Stated problem:
Search the listing for the string "井下用机车运送爆炸材料时" and copy every line that contains it.

Available data:

— START —

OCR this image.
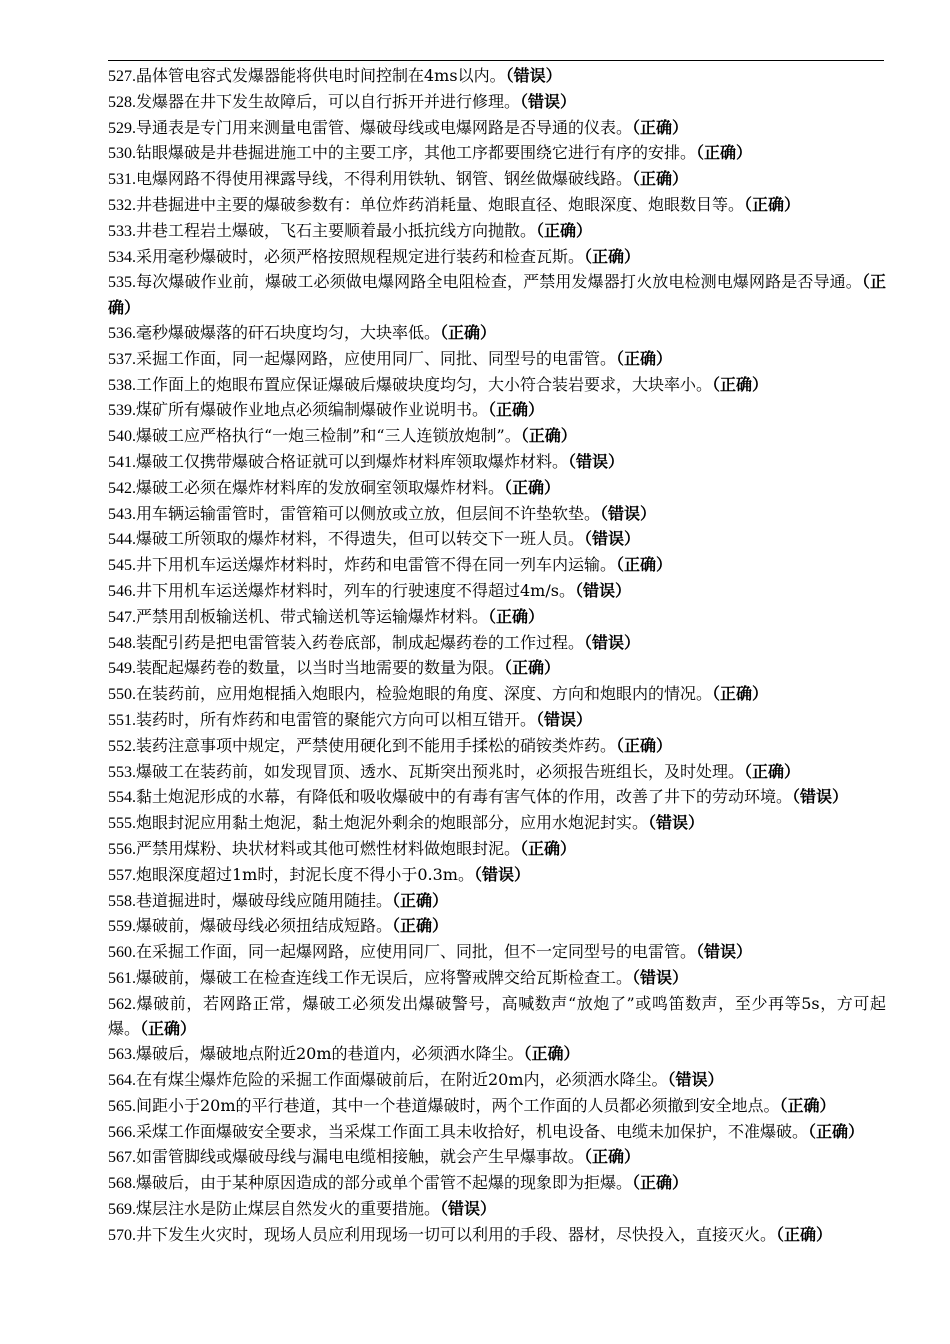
527.晶体管电容式发爆器能将供电时间控制在4ms以内。（错误）
528.发爆器在井下发生故障后，可以自行拆开并进行修理。（错误）
529.导通表是专门用来测量电雷管、爆破母线或电爆网路是否导通的仪表。（正确）
530.钻眼爆破是井巷掘进施工中的主要工序，其他工序都要围绕它进行有序的安排。（正确）
531.电爆网路不得使用裸露导线，不得利用铁轨、钢管、钢丝做爆破线路。（正确）
532.井巷掘进中主要的爆破参数有：单位炸药消耗量、炮眼直径、炮眼深度、炮眼数目等。（正确）
533.井巷工程岩土爆破，飞石主要顺着最小抵抗线方向抛散。（正确）
534.采用毫秒爆破时，必须严格按照规程规定进行装药和检查瓦斯。（正确）
535.每次爆破作业前，爆破工必须做电爆网路全电阻检查，严禁用发爆器打火放电检测电爆网路是否导通。（正确）
536.毫秒爆破爆落的矸石块度均匀，大块率低。（正确）
537.采掘工作面，同一起爆网路，应使用同厂、同批、同型号的电雷管。（正确）
538.工作面上的炮眼布置应保证爆破后爆破块度均匀，大小符合装岩要求，大块率小。（正确）
539.煤矿所有爆破作业地点必须编制爆破作业说明书。（正确）
540.爆破工应严格执行“一炮三检制”和“三人连锁放炮制”。（正确）
541.爆破工仅携带爆破合格证就可以到爆炸材料库领取爆炸材料。（错误）
542.爆破工必须在爆炸材料库的发放硐室领取爆炸材料。（正确）
543.用车辆运输雷管时，雷管箱可以侧放或立放，但层间不许垫软垫。（错误）
544.爆破工所领取的爆炸材料，不得遗失，但可以转交下一班人员。（错误）
545.井下用机车运送爆炸材料时，炸药和电雷管不得在同一列车内运输。（正确）
546.井下用机车运送爆炸材料时，列车的行驶速度不得超过4m/s。（错误）
547.严禁用刮板输送机、带式输送机等运输爆炸材料。（正确）
548.装配引药是把电雷管装入药卷底部，制成起爆药卷的工作过程。（错误）
549.装配起爆药卷的数量，以当时当地需要的数量为限。（正确）
550.在装药前，应用炮棍插入炮眼内，检验炮眼的角度、深度、方向和炮眼内的情况。（正确）
551.装药时，所有炸药和电雷管的聚能穴方向可以相互错开。（错误）
552.装药注意事项中规定，严禁使用硬化到不能用手揉松的硝铵类炸药。（正确）
553.爆破工在装药前，如发现冒顶、透水、瓦斯突出预兆时，必须报告班组长，及时处理。（正确）
554.黏土炮泥形成的水幕，有降低和吸收爆破中的有毒有害气体的作用，改善了井下的劳动环境。（错误）
555.炮眼封泥应用黏土炮泥，黏土炮泥外剩余的炮眼部分，应用水炮泥封实。（错误）
556.严禁用煤粉、块状材料或其他可燃性材料做炮眼封泥。（正确）
557.炮眼深度超过1m时，封泥长度不得小于0.3m。（错误）
558.巷道掘进时，爆破母线应随用随挂。（正确）
559.爆破前，爆破母线必须扭结成短路。（正确）
560.在采掘工作面，同一起爆网路，应使用同厂、同批，但不一定同型号的电雷管。（错误）
561.爆破前，爆破工在检查连线工作无误后，应将警戒牌交给瓦斯检查工。（错误）
562.爆破前，若网路正常，爆破工必须发出爆破警号，高喊数声“放炮了”或鸣笛数声，至少再等5s，方可起爆。（正确）
563.爆破后，爆破地点附近20m的巷道内，必须洒水降尘。（正确）
564.在有煤尘爆炸危险的采掘工作面爆破前后，在附近20m内，必须洒水降尘。（错误）
565.间距小于20m的平行巷道，其中一个巷道爆破时，两个工作面的人员都必须撤到安全地点。（正确）
566.采煤工作面爆破安全要求，当采煤工作面工具未收拾好，机电设备、电缆未加保护，不准爆破。（正确）
567.如雷管脚线或爆破母线与漏电电缆相接触，就会产生早爆事故。（正确）
568.爆破后，由于某种原因造成的部分或单个雷管不起爆的现象即为拒爆。（正确）
569.煤层注水是防止煤层自然发火的重要措施。（错误）
570.井下发生火灾时，现场人员应利用现场一切可以利用的手段、器材，尽快投入，直接灭火。（正确）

— END —

Reply:
545.井下用机车运送爆炸材料时，炸药和电雷管不得在同一列车内运输。（正确）
546.井下用机车运送爆炸材料时，列车的行驶速度不得超过4m/s。（错误）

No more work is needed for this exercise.